Where the string "между" occurs in the material below, report the whole line.

Recorded data:
================================
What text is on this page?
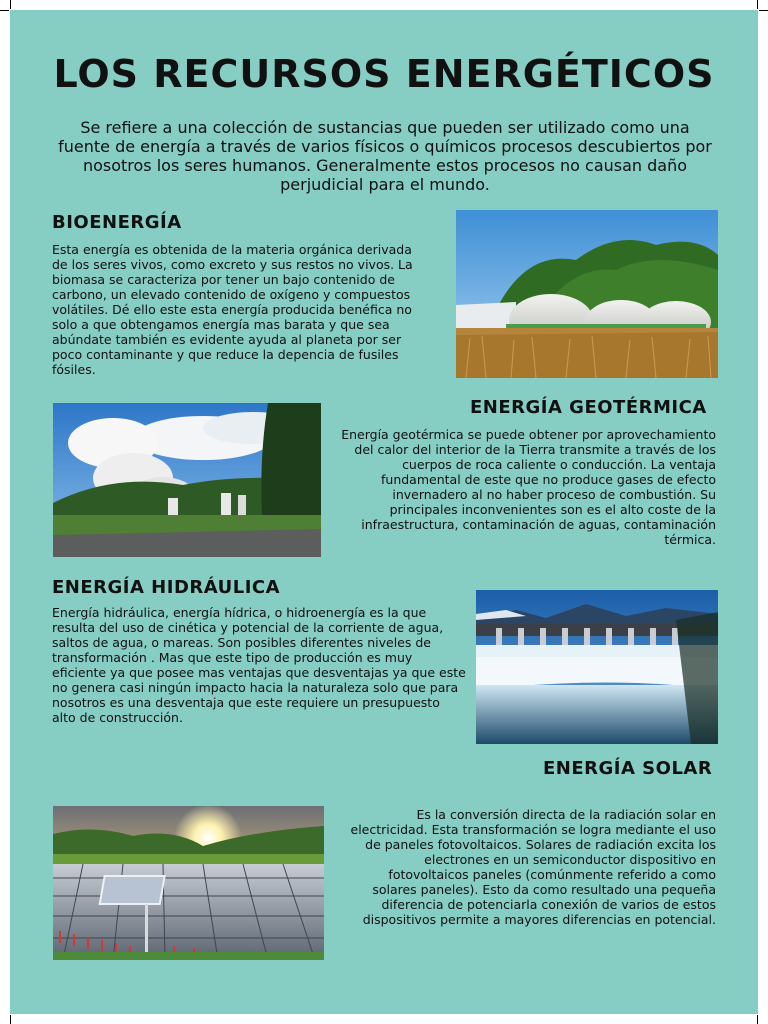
LOS RECURSOS ENERGÉTICOS
Se refiere a una colección de sustancias que pueden ser utilizado como una fuente de energía a través de varios físicos o químicos procesos descubiertos por nosotros los seres humanos. Generalmente estos procesos no causan daño perjudicial para el mundo.
BIOENERGÍA
Esta energía es obtenida de la materia orgánica derivada de los seres vivos, como excreto y sus restos no vivos. La biomasa se caracteriza por tener un bajo contenido de carbono, un elevado contenido de oxígeno y compuestos volátiles. Dé ello este esta energía producida benéfica no solo a que obtengamos energía mas barata y que sea abúndate también es evidente ayuda al planeta por ser poco contaminante y que reduce la depencia de fusiles fósiles.
ENERGÍA GEOTÉRMICA
Energía geotérmica se puede obtener por aprovechamiento del calor del interior de la Tierra transmite a través de los cuerpos de roca caliente o conducción. La ventaja fundamental de este que no produce gases de efecto invernadero al no haber proceso de combustión. Su principales inconvenientes son es el alto coste de la infraestructura, contaminación de aguas, contaminación térmica.
ENERGÍA HIDRÁULICA
Energía hidráulica, energía hídrica, o hidroenergía es la que resulta del uso de cinética y potencial de la corriente de agua, saltos de agua, o mareas. Son posibles diferentes niveles de transformación . Mas que este tipo de producción es muy eficiente ya que posee mas ventajas que desventajas ya que este no genera casi ningún impacto hacia la naturaleza solo que para nosotros es una desventaja que este requiere un presupuesto alto de construcción.
ENERGÍA SOLAR
Es la conversión directa de la radiación solar en electricidad. Esta transformación se logra mediante el uso de paneles fotovoltaicos. Solares de radiación excita los electrones en un semiconductor dispositivo en fotovoltaicos paneles (comúnmente referido a como solares paneles). Esto da como resultado una pequeña diferencia de potenciarla conexión de varios de estos dispositivos permite a mayores diferencias en potencial.
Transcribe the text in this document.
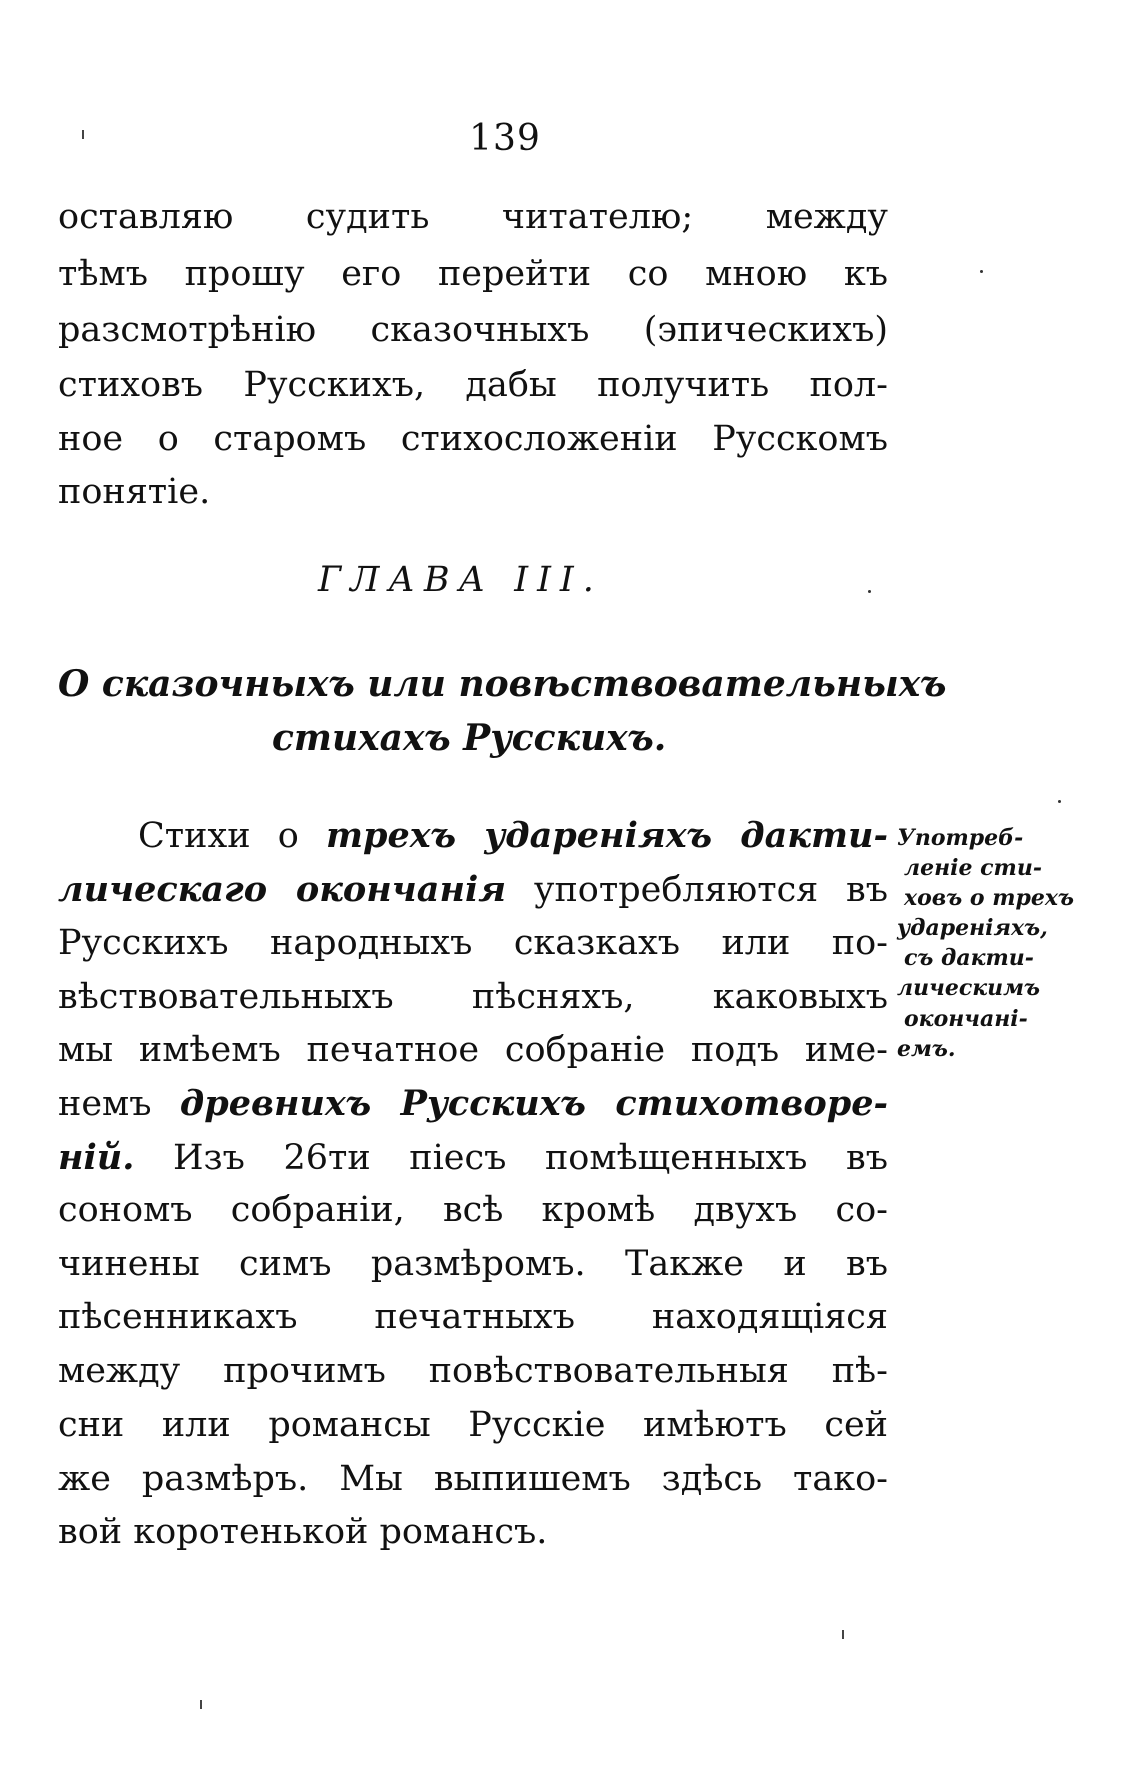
139
оставляю судить читателю; между
тѣмъ прошу его перейти со мною къ
разсмотрѣнію сказочныхъ (эпическихъ)
стиховъ Русскихъ, дабы получить пол-
ное о старомъ стихосложеніи Русскомъ
понятіе.
ГЛАВА III.
О сказочныхъ или повѣствовательныхъ
стихахъ Русскихъ.
Стихи о трехъ удареніяхъ дакти-
лическаго окончанія употребляются въ
Русскихъ народныхъ сказкахъ или по-
вѣствовательныхъ пѣсняхъ, каковыхъ
мы имѣемъ печатное собраніе подъ име-
немъ древнихъ Русскихъ стихотворе-
ній. Изъ 26ти піесъ помѣщенныхъ въ
сономъ собраніи, всѣ кромѣ двухъ со-
чинены симъ размѣромъ. Также и въ
пѣсенникахъ печатныхъ находящіяся
между прочимъ повѣствовательныя пѣ-
сни или романсы Русскіе имѣютъ сей
же размѣръ. Мы выпишемъ здѣсь тако-
вой коротенькой романсъ.
Употреб-
леніе сти-
ховъ о трехъ
удареніяхъ,
съ дакти-
лическимъ
окончані-
емъ.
================================
Answer to this problem:
оставляю судить читателю; между
между прочимъ повѣствовательныя пѣ-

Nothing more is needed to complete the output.